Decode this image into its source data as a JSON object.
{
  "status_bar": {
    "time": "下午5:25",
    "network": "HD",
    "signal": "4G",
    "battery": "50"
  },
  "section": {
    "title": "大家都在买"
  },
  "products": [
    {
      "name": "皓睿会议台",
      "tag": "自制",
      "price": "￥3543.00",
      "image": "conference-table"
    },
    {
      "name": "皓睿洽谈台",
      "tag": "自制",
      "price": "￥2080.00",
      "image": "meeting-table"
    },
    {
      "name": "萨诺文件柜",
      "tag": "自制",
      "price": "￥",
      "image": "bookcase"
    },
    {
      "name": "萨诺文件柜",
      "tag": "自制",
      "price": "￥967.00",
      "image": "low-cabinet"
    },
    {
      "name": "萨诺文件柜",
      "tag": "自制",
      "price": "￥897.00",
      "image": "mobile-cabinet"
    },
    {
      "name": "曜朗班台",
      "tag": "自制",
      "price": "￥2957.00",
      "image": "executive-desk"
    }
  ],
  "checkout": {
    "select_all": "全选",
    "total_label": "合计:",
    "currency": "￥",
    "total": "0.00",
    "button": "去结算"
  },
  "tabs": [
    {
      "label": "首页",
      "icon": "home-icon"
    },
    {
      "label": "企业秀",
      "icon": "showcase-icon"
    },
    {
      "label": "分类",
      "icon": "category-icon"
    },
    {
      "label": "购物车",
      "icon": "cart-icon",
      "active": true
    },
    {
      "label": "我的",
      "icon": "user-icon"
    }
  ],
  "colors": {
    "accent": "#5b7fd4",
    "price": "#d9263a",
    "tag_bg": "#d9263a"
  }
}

====

§ Directions for this task
Copy out all of the records above with nothing altered.

§ Exercise answer
Decode this image into its source data as a JSON object.
{
  "status_bar": {
    "time": "下午5:25",
    "network": "HD",
    "signal": "4G",
    "battery": "50"
  },
  "section": {
    "title": "大家都在买"
  },
  "products": [
    {
      "name": "皓睿会议台",
      "tag": "自制",
      "price": "￥3543.00",
      "image": "conference-table"
    },
    {
      "name": "皓睿洽谈台",
      "tag": "自制",
      "price": "￥2080.00",
      "image": "meeting-table"
    },
    {
      "name": "萨诺文件柜",
      "tag": "自制",
      "price": "￥",
      "image": "bookcase"
    },
    {
      "name": "萨诺文件柜",
      "tag": "自制",
      "price": "￥967.00",
      "image": "low-cabinet"
    },
    {
      "name": "萨诺文件柜",
      "tag": "自制",
      "price": "￥897.00",
      "image": "mobile-cabinet"
    },
    {
      "name": "曜朗班台",
      "tag": "自制",
      "price": "￥2957.00",
      "image": "executive-desk"
    }
  ],
  "checkout": {
    "select_all": "全选",
    "total_label": "合计:",
    "currency": "￥",
    "total": "0.00",
    "button": "去结算"
  },
  "tabs": [
    {
      "label": "首页",
      "icon": "home-icon"
    },
    {
      "label": "企业秀",
      "icon": "showcase-icon"
    },
    {
      "label": "分类",
      "icon": "category-icon"
    },
    {
      "label": "购物车",
      "icon": "cart-icon",
      "active": true
    },
    {
      "label": "我的",
      "icon": "user-icon"
    }
  ],
  "colors": {
    "accent": "#5b7fd4",
    "price": "#d9263a",
    "tag_bg": "#d9263a"
  }
}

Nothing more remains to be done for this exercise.